• Your objective
Which lines of the data contain the string "Available"? Copy every one.

• Saved data entries
------------------------------
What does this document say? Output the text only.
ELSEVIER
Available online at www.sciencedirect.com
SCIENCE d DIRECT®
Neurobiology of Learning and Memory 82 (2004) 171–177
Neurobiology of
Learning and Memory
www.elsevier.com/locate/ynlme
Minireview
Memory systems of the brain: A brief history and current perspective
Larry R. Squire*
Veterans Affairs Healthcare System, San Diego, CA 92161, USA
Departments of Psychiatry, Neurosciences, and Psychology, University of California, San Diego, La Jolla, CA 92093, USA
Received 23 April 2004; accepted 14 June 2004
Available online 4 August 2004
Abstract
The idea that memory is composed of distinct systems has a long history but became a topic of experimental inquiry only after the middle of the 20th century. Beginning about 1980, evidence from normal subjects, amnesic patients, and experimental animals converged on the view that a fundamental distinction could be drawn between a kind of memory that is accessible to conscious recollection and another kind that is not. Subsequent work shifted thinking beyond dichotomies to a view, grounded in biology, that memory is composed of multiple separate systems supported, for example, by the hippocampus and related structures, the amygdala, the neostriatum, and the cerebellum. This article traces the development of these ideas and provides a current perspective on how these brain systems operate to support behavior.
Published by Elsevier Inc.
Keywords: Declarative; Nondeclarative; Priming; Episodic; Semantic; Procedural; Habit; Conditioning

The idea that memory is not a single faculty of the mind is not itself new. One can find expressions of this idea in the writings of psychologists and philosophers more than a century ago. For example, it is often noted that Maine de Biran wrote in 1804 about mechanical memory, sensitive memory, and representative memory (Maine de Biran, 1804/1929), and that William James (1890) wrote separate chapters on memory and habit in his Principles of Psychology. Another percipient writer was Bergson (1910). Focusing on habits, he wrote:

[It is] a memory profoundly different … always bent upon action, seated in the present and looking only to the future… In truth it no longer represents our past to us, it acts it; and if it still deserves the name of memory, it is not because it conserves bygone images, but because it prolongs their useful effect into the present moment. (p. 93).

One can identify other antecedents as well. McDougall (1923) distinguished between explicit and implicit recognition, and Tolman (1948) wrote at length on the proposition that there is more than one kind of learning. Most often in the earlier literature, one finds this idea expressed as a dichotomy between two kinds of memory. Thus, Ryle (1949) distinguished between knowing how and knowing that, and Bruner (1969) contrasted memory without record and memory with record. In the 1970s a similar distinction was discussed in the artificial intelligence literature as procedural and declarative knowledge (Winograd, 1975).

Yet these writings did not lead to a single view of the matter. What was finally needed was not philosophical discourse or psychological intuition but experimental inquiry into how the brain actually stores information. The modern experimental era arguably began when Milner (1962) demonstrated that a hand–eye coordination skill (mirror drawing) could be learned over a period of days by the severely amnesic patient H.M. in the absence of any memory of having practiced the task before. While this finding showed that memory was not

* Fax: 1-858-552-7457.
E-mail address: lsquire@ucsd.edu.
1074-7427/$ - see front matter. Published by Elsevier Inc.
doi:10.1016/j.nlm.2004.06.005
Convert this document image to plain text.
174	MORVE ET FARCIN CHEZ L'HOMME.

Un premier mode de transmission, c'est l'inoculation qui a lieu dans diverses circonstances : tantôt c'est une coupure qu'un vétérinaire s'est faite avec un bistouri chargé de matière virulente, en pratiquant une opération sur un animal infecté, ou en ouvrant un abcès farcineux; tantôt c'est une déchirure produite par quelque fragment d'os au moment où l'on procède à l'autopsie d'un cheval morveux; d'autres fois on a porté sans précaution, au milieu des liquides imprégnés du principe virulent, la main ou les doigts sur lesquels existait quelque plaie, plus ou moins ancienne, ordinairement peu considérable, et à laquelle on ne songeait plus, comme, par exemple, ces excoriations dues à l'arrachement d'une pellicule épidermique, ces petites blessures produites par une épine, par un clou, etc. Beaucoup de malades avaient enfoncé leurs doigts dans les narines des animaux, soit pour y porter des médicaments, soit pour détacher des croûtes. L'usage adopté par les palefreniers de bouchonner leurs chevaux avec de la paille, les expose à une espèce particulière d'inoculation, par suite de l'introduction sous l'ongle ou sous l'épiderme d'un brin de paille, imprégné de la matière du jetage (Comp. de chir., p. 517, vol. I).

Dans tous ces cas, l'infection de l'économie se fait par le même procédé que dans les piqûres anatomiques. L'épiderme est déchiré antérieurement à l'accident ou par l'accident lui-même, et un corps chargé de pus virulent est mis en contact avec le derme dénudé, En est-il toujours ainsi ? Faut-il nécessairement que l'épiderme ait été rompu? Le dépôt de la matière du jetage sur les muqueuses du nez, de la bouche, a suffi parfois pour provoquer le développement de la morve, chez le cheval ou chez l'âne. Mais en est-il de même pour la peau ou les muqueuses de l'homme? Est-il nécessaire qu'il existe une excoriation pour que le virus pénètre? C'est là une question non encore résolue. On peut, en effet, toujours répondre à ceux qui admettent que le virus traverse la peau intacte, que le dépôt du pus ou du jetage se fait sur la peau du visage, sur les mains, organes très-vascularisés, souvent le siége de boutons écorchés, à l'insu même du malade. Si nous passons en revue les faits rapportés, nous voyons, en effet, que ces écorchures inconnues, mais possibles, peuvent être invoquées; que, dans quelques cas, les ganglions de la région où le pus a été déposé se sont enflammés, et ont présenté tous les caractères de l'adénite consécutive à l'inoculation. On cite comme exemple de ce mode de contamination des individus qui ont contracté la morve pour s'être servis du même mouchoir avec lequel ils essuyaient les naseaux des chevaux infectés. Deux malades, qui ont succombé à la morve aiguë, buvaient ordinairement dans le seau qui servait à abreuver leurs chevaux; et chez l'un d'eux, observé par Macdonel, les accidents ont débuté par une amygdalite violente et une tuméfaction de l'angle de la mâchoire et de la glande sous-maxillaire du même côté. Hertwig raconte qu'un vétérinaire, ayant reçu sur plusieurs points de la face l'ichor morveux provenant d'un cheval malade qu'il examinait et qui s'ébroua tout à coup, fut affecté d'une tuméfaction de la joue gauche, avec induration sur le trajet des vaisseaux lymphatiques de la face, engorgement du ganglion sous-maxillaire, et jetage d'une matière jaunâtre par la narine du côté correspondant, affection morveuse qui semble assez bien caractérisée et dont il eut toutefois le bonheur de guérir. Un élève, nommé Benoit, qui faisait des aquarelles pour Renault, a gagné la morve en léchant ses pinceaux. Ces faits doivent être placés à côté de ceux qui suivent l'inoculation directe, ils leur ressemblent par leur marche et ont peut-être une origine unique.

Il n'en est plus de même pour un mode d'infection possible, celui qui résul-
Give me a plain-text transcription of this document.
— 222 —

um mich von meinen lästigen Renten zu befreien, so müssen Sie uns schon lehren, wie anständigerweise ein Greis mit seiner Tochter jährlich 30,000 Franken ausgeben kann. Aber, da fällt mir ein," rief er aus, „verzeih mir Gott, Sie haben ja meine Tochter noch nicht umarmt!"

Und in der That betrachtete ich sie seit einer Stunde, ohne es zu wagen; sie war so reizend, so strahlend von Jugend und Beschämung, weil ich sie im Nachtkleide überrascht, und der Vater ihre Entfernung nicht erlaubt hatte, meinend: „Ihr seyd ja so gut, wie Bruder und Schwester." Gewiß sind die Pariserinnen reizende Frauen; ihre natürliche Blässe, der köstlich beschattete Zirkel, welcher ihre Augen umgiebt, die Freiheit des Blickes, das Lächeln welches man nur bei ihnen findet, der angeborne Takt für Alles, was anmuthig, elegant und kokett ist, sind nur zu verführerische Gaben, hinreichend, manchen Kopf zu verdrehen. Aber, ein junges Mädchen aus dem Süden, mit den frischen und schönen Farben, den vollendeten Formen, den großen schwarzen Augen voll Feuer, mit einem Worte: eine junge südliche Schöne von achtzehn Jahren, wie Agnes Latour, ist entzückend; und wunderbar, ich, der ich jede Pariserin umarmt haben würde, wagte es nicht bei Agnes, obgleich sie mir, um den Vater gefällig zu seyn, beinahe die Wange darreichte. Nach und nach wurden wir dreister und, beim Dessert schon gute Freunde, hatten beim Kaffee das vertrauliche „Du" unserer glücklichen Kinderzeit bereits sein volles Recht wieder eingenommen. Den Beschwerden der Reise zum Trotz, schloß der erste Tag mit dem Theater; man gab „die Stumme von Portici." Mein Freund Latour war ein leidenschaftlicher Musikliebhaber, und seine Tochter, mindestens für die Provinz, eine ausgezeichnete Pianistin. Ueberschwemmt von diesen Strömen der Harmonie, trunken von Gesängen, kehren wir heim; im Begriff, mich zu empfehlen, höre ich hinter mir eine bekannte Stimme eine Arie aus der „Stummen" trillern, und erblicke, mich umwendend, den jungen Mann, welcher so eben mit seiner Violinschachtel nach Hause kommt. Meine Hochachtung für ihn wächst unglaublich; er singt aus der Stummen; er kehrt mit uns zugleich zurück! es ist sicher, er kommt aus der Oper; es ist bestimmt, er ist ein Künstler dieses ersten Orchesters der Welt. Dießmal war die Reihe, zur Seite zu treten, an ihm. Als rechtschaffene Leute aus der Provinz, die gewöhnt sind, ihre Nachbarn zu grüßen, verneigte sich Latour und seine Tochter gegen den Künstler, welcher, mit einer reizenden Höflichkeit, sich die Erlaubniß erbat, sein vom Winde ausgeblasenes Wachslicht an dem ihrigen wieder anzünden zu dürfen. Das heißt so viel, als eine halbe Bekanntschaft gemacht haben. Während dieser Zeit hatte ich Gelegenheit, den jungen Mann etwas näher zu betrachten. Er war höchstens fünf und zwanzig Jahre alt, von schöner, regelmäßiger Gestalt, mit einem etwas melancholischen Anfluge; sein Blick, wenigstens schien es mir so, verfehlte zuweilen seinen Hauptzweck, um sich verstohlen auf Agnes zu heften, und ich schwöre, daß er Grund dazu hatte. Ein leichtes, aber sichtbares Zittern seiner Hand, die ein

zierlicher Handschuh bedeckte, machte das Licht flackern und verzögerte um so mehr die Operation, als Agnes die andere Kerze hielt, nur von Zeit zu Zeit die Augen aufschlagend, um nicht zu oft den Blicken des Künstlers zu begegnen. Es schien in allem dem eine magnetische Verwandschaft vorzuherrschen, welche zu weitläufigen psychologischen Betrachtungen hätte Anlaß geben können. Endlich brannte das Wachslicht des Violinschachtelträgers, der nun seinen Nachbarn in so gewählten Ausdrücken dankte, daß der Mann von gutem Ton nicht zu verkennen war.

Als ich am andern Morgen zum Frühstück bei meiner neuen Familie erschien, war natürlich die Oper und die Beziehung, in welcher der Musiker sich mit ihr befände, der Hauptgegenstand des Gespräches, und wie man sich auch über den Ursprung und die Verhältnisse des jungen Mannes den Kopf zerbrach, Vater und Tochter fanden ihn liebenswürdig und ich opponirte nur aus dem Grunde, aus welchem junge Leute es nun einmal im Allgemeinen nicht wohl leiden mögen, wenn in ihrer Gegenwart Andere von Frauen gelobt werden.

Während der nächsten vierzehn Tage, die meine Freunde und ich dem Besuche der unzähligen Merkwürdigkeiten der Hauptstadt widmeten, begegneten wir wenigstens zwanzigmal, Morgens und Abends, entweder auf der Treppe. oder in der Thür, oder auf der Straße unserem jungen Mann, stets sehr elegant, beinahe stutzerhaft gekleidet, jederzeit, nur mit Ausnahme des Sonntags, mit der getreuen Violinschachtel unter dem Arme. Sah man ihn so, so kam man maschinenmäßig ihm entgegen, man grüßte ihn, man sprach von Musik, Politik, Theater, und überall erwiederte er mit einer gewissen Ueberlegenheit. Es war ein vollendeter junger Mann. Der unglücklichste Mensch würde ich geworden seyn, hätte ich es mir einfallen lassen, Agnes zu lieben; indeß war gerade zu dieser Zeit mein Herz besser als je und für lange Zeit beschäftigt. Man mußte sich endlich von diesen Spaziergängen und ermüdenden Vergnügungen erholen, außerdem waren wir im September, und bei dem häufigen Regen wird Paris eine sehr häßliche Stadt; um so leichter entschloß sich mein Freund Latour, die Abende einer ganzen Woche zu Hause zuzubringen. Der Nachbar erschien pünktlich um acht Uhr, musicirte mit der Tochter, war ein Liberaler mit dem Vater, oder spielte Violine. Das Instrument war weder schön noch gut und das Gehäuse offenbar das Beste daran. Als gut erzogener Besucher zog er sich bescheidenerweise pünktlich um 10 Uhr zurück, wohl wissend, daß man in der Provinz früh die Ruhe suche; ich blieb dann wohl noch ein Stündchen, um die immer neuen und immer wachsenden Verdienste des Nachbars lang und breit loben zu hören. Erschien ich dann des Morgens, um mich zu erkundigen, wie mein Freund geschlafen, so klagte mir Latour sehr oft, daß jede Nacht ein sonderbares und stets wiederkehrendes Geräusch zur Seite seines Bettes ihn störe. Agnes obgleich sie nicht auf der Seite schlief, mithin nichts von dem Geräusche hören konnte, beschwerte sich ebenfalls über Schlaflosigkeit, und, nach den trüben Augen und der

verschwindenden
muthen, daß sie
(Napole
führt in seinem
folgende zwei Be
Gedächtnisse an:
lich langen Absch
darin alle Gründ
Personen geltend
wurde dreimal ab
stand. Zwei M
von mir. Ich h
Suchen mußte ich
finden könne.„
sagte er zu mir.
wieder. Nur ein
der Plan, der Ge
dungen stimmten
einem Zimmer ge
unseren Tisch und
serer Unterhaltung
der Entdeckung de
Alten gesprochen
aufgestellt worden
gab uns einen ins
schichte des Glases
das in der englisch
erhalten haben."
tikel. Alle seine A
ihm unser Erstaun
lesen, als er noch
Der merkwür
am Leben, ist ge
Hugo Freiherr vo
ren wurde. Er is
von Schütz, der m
------------------------------
• Output below
Available online at www.sciencedirect.com
Available online 4 August 2004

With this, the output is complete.